What this task involves:
Restate, word for word, every line of the data.

== == ==

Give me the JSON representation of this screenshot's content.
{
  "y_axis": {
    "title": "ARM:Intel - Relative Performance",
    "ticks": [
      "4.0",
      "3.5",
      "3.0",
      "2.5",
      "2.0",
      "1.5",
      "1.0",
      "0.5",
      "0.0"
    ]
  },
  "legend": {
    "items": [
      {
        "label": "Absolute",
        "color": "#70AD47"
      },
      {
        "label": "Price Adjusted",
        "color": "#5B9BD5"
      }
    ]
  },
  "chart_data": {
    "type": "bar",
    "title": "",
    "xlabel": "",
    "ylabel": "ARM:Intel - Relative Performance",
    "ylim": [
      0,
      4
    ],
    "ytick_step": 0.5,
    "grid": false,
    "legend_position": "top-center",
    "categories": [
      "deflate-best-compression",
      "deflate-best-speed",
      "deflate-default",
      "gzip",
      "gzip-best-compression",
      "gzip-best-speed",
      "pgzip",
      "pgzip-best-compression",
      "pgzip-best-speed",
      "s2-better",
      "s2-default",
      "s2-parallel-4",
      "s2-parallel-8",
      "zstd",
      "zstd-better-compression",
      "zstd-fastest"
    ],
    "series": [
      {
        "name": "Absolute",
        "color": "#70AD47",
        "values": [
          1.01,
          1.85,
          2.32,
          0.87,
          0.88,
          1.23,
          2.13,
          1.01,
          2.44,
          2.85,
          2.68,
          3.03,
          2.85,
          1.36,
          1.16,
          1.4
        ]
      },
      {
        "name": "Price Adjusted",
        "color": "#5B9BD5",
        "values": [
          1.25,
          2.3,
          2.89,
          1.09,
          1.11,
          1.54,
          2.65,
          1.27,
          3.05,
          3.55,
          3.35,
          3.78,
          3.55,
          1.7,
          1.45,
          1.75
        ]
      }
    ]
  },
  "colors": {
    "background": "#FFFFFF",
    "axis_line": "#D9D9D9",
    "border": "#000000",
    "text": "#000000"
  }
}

== == ==

Task output:
Give me the JSON representation of this screenshot's content.
{
  "y_axis": {
    "title": "ARM:Intel - Relative Performance",
    "ticks": [
      "4.0",
      "3.5",
      "3.0",
      "2.5",
      "2.0",
      "1.5",
      "1.0",
      "0.5",
      "0.0"
    ]
  },
  "legend": {
    "items": [
      {
        "label": "Absolute",
        "color": "#70AD47"
      },
      {
        "label": "Price Adjusted",
        "color": "#5B9BD5"
      }
    ]
  },
  "chart_data": {
    "type": "bar",
    "title": "",
    "xlabel": "",
    "ylabel": "ARM:Intel - Relative Performance",
    "ylim": [
      0,
      4
    ],
    "ytick_step": 0.5,
    "grid": false,
    "legend_position": "top-center",
    "categories": [
      "deflate-best-compression",
      "deflate-best-speed",
      "deflate-default",
      "gzip",
      "gzip-best-compression",
      "gzip-best-speed",
      "pgzip",
      "pgzip-best-compression",
      "pgzip-best-speed",
      "s2-better",
      "s2-default",
      "s2-parallel-4",
      "s2-parallel-8",
      "zstd",
      "zstd-better-compression",
      "zstd-fastest"
    ],
    "series": [
      {
        "name": "Absolute",
        "color": "#70AD47",
        "values": [
          1.01,
          1.85,
          2.32,
          0.87,
          0.88,
          1.23,
          2.13,
          1.01,
          2.44,
          2.85,
          2.68,
          3.03,
          2.85,
          1.36,
          1.16,
          1.4
        ]
      },
      {
        "name": "Price Adjusted",
        "color": "#5B9BD5",
        "values": [
          1.25,
          2.3,
          2.89,
          1.09,
          1.11,
          1.54,
          2.65,
          1.27,
          3.05,
          3.55,
          3.35,
          3.78,
          3.55,
          1.7,
          1.45,
          1.75
        ]
      }
    ]
  },
  "colors": {
    "background": "#FFFFFF",
    "axis_line": "#D9D9D9",
    "border": "#000000",
    "text": "#000000"
  }
}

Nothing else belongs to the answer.